**Task brief:** Copy every line of the data exactly, leaving nothing out.

**Records provided:**
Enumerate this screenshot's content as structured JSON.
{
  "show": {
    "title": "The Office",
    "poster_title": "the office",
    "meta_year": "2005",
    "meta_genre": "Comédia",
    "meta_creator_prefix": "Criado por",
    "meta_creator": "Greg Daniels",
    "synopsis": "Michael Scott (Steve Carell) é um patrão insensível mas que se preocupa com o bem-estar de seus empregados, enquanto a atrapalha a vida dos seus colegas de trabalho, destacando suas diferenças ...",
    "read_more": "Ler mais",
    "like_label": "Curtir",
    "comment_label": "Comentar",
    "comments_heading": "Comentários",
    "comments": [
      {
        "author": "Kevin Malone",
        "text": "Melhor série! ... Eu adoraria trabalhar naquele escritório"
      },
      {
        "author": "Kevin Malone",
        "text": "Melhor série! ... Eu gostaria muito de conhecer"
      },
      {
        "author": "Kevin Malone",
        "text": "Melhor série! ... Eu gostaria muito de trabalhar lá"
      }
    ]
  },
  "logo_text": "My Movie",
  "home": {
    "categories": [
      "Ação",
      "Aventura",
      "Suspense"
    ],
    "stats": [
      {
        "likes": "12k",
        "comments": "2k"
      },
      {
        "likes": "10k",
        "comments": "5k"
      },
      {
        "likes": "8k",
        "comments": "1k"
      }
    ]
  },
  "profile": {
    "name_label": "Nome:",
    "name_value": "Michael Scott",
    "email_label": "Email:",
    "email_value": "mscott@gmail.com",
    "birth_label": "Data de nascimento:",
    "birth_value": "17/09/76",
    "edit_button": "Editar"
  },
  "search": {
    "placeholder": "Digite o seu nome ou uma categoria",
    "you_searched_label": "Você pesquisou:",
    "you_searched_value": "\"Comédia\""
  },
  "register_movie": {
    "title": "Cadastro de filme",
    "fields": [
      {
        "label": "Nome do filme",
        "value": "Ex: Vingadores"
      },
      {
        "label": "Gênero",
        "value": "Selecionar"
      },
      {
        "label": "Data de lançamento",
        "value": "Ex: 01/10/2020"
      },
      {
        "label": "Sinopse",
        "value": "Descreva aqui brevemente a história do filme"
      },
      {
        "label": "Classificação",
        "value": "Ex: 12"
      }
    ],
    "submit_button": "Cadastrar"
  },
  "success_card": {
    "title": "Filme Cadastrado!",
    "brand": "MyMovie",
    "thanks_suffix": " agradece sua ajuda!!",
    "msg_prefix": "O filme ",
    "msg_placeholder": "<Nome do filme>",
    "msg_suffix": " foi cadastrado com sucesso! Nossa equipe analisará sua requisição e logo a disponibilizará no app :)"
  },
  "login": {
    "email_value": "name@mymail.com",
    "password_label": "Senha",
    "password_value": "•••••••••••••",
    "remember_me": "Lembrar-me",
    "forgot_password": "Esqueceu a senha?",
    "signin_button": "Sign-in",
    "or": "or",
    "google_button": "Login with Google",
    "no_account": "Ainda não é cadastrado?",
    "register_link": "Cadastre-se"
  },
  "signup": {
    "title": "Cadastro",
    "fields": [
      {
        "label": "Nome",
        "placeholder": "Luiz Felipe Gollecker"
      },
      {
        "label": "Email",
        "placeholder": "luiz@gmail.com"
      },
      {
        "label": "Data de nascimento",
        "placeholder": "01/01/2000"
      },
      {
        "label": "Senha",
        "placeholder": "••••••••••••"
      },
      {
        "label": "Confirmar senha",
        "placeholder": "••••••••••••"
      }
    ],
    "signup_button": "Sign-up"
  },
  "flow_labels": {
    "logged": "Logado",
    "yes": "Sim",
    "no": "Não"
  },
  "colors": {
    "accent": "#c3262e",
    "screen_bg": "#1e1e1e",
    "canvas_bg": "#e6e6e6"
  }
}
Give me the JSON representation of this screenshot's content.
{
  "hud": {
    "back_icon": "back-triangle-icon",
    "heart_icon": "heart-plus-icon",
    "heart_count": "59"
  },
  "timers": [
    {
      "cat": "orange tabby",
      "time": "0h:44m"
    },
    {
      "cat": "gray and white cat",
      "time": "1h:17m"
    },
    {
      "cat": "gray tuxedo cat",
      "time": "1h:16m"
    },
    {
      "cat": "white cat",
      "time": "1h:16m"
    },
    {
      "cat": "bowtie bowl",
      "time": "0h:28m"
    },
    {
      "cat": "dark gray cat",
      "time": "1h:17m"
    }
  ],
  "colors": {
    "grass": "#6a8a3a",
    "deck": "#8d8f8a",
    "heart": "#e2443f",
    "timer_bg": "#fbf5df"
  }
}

**Problem solution:**
Enumerate this screenshot's content as structured JSON.
{
  "show": {
    "title": "The Office",
    "poster_title": "the office",
    "meta_year": "2005",
    "meta_genre": "Comédia",
    "meta_creator_prefix": "Criado por",
    "meta_creator": "Greg Daniels",
    "synopsis": "Michael Scott (Steve Carell) é um patrão insensível mas que se preocupa com o bem-estar de seus empregados, enquanto a atrapalha a vida dos seus colegas de trabalho, destacando suas diferenças ...",
    "read_more": "Ler mais",
    "like_label": "Curtir",
    "comment_label": "Comentar",
    "comments_heading": "Comentários",
    "comments": [
      {
        "author": "Kevin Malone",
        "text": "Melhor série! ... Eu adoraria trabalhar naquele escritório"
      },
      {
        "author": "Kevin Malone",
        "text": "Melhor série! ... Eu gostaria muito de conhecer"
      },
      {
        "author": "Kevin Malone",
        "text": "Melhor série! ... Eu gostaria muito de trabalhar lá"
      }
    ]
  },
  "logo_text": "My Movie",
  "home": {
    "categories": [
      "Ação",
      "Aventura",
      "Suspense"
    ],
    "stats": [
      {
        "likes": "12k",
        "comments": "2k"
      },
      {
        "likes": "10k",
        "comments": "5k"
      },
      {
        "likes": "8k",
        "comments": "1k"
      }
    ]
  },
  "profile": {
    "name_label": "Nome:",
    "name_value": "Michael Scott",
    "email_label": "Email:",
    "email_value": "mscott@gmail.com",
    "birth_label": "Data de nascimento:",
    "birth_value": "17/09/76",
    "edit_button": "Editar"
  },
  "search": {
    "placeholder": "Digite o seu nome ou uma categoria",
    "you_searched_label": "Você pesquisou:",
    "you_searched_value": "\"Comédia\""
  },
  "register_movie": {
    "title": "Cadastro de filme",
    "fields": [
      {
        "label": "Nome do filme",
        "value": "Ex: Vingadores"
      },
      {
        "label": "Gênero",
        "value": "Selecionar"
      },
      {
        "label": "Data de lançamento",
        "value": "Ex: 01/10/2020"
      },
      {
        "label": "Sinopse",
        "value": "Descreva aqui brevemente a história do filme"
      },
      {
        "label": "Classificação",
        "value": "Ex: 12"
      }
    ],
    "submit_button": "Cadastrar"
  },
  "success_card": {
    "title": "Filme Cadastrado!",
    "brand": "MyMovie",
    "thanks_suffix": " agradece sua ajuda!!",
    "msg_prefix": "O filme ",
    "msg_placeholder": "<Nome do filme>",
    "msg_suffix": " foi cadastrado com sucesso! Nossa equipe analisará sua requisição e logo a disponibilizará no app :)"
  },
  "login": {
    "email_value": "name@mymail.com",
    "password_label": "Senha",
    "password_value": "•••••••••••••",
    "remember_me": "Lembrar-me",
    "forgot_password": "Esqueceu a senha?",
    "signin_button": "Sign-in",
    "or": "or",
    "google_button": "Login with Google",
    "no_account": "Ainda não é cadastrado?",
    "register_link": "Cadastre-se"
  },
  "signup": {
    "title": "Cadastro",
    "fields": [
      {
        "label": "Nome",
        "placeholder": "Luiz Felipe Gollecker"
      },
      {
        "label": "Email",
        "placeholder": "luiz@gmail.com"
      },
      {
        "label": "Data de nascimento",
        "placeholder": "01/01/2000"
      },
      {
        "label": "Senha",
        "placeholder": "••••••••••••"
      },
      {
        "label": "Confirmar senha",
        "placeholder": "••••••••••••"
      }
    ],
    "signup_button": "Sign-up"
  },
  "flow_labels": {
    "logged": "Logado",
    "yes": "Sim",
    "no": "Não"
  },
  "colors": {
    "accent": "#c3262e",
    "screen_bg": "#1e1e1e",
    "canvas_bg": "#e6e6e6"
  }
}
Give me the JSON representation of this screenshot's content.
{
  "hud": {
    "back_icon": "back-triangle-icon",
    "heart_icon": "heart-plus-icon",
    "heart_count": "59"
  },
  "timers": [
    {
      "cat": "orange tabby",
      "time": "0h:44m"
    },
    {
      "cat": "gray and white cat",
      "time": "1h:17m"
    },
    {
      "cat": "gray tuxedo cat",
      "time": "1h:16m"
    },
    {
      "cat": "white cat",
      "time": "1h:16m"
    },
    {
      "cat": "bowtie bowl",
      "time": "0h:28m"
    },
    {
      "cat": "dark gray cat",
      "time": "1h:17m"
    }
  ],
  "colors": {
    "grass": "#6a8a3a",
    "deck": "#8d8f8a",
    "heart": "#e2443f",
    "timer_bg": "#fbf5df"
  }
}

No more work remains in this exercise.